The records below must be output exactly, without pictures.

****************

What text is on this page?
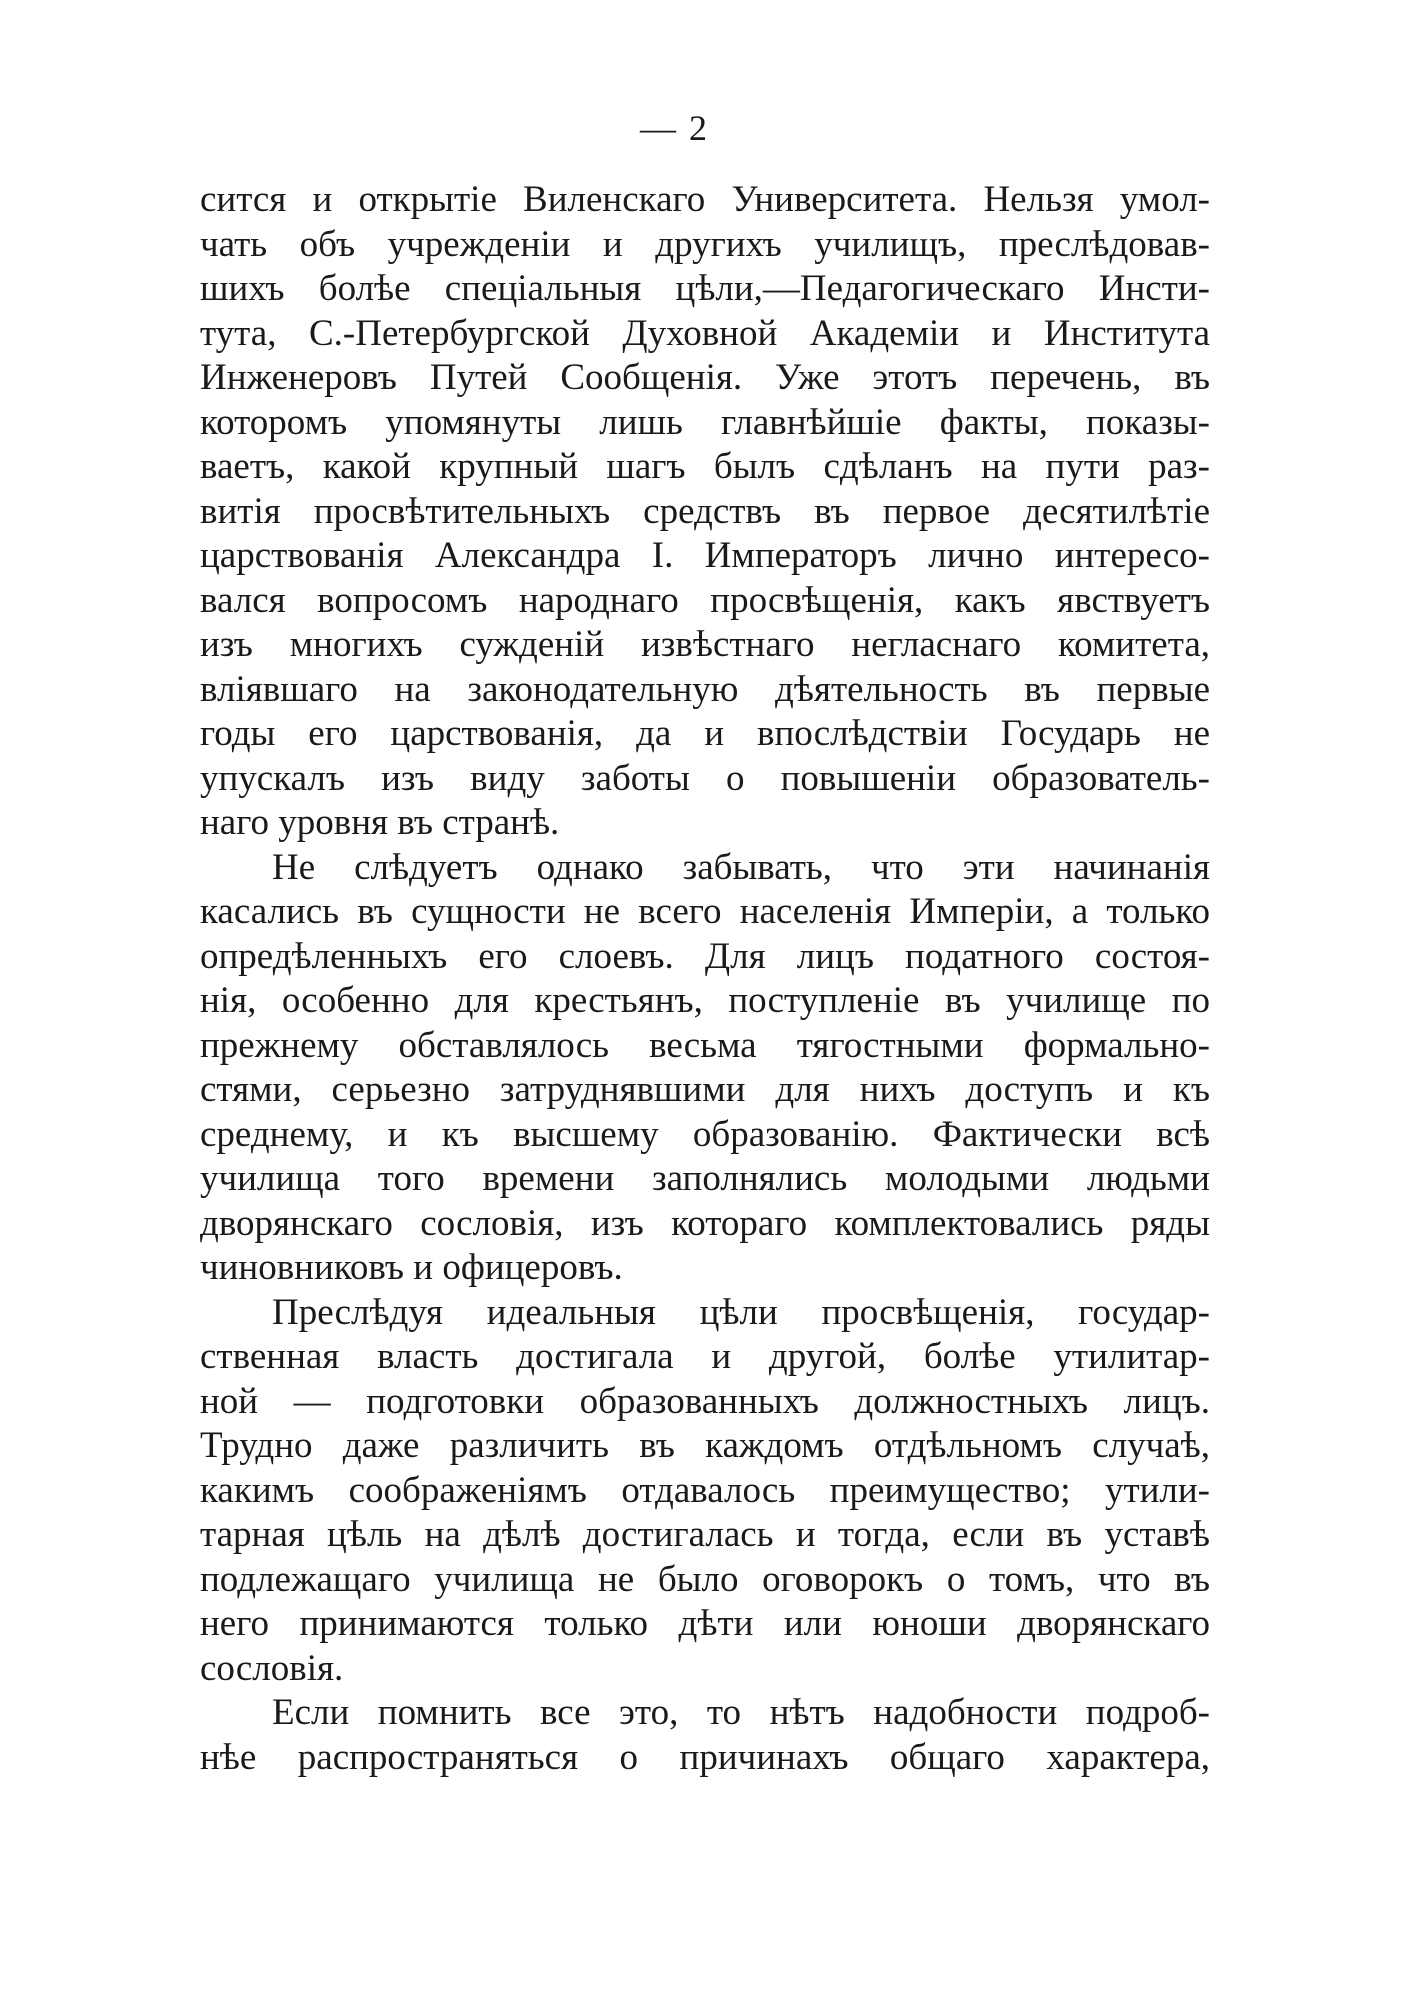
— 2
сится и открытіе Виленскаго Университета. Нельзя умол-
чать объ учрежденіи и другихъ училищъ, преслѣдовав-
шихъ болѣе спеціальныя цѣли,—Педагогическаго Инсти-
тута, С.-Петербургской Духовной Академіи и Института
Инженеровъ Путей Сообщенія. Уже этотъ перечень, въ
которомъ упомянуты лишь главнѣйшіе факты, показы-
ваетъ, какой крупный шагъ былъ сдѣланъ на пути раз-
витія просвѣтительныхъ средствъ въ первое десятилѣтіе
царствованія Александра I. Императоръ лично интересо-
вался вопросомъ народнаго просвѣщенія, какъ явствуетъ
изъ многихъ сужденій извѣстнаго негласнаго комитета,
вліявшаго на законодательную дѣятельность въ первые
годы его царствованія, да и впослѣдствіи Государь не
упускалъ изъ виду заботы о повышеніи образователь-
наго уровня въ странѣ.
Не слѣдуетъ однако забывать, что эти начинанія
касались въ сущности не всего населенія Имперіи, а только
опредѣленныхъ его слоевъ. Для лицъ податного состоя-
нія, особенно для крестьянъ, поступленіе въ училище по
прежнему обставлялось весьма тягостными формально-
стями, серьезно затруднявшими для нихъ доступъ и къ
среднему, и къ высшему образованію. Фактически всѣ
училища того времени заполнялись молодыми людьми
дворянскаго сословія, изъ котораго комплектовались ряды
чиновниковъ и офицеровъ.
Преслѣдуя идеальныя цѣли просвѣщенія, государ-
ственная власть достигала и другой, болѣе утилитар-
ной — подготовки образованныхъ должностныхъ лицъ.
Трудно даже различить въ каждомъ отдѣльномъ случаѣ,
какимъ соображеніямъ отдавалось преимущество; утили-
тарная цѣль на дѣлѣ достигалась и тогда, если въ уставѣ
подлежащаго училища не было оговорокъ о томъ, что въ
него принимаются только дѣти или юноши дворянскаго
сословія.
Если помнить все это, то нѣтъ надобности подроб-
нѣе распространяться о причинахъ общаго характера,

****************

- **RESPONSE FOR THIS EXERCISE**
What text is on this page?
— 2
сится и открытіе Виленскаго Университета. Нельзя умол-
чать объ учрежденіи и другихъ училищъ, преслѣдовав-
шихъ болѣе спеціальныя цѣли,—Педагогическаго Инсти-
тута, С.-Петербургской Духовной Академіи и Института
Инженеровъ Путей Сообщенія. Уже этотъ перечень, въ
которомъ упомянуты лишь главнѣйшіе факты, показы-
ваетъ, какой крупный шагъ былъ сдѣланъ на пути раз-
витія просвѣтительныхъ средствъ въ первое десятилѣтіе
царствованія Александра I. Императоръ лично интересо-
вался вопросомъ народнаго просвѣщенія, какъ явствуетъ
изъ многихъ сужденій извѣстнаго негласнаго комитета,
вліявшаго на законодательную дѣятельность въ первые
годы его царствованія, да и впослѣдствіи Государь не
упускалъ изъ виду заботы о повышеніи образователь-
наго уровня въ странѣ.
Не слѣдуетъ однако забывать, что эти начинанія
касались въ сущности не всего населенія Имперіи, а только
опредѣленныхъ его слоевъ. Для лицъ податного состоя-
нія, особенно для крестьянъ, поступленіе въ училище по
прежнему обставлялось весьма тягостными формально-
стями, серьезно затруднявшими для нихъ доступъ и къ
среднему, и къ высшему образованію. Фактически всѣ
училища того времени заполнялись молодыми людьми
дворянскаго сословія, изъ котораго комплектовались ряды
чиновниковъ и офицеровъ.
Преслѣдуя идеальныя цѣли просвѣщенія, государ-
ственная власть достигала и другой, болѣе утилитар-
ной — подготовки образованныхъ должностныхъ лицъ.
Трудно даже различить въ каждомъ отдѣльномъ случаѣ,
какимъ соображеніямъ отдавалось преимущество; утили-
тарная цѣль на дѣлѣ достигалась и тогда, если въ уставѣ
подлежащаго училища не было оговорокъ о томъ, что въ
него принимаются только дѣти или юноши дворянскаго
сословія.
Если помнить все это, то нѣтъ надобности подроб-
нѣе распространяться о причинахъ общаго характера,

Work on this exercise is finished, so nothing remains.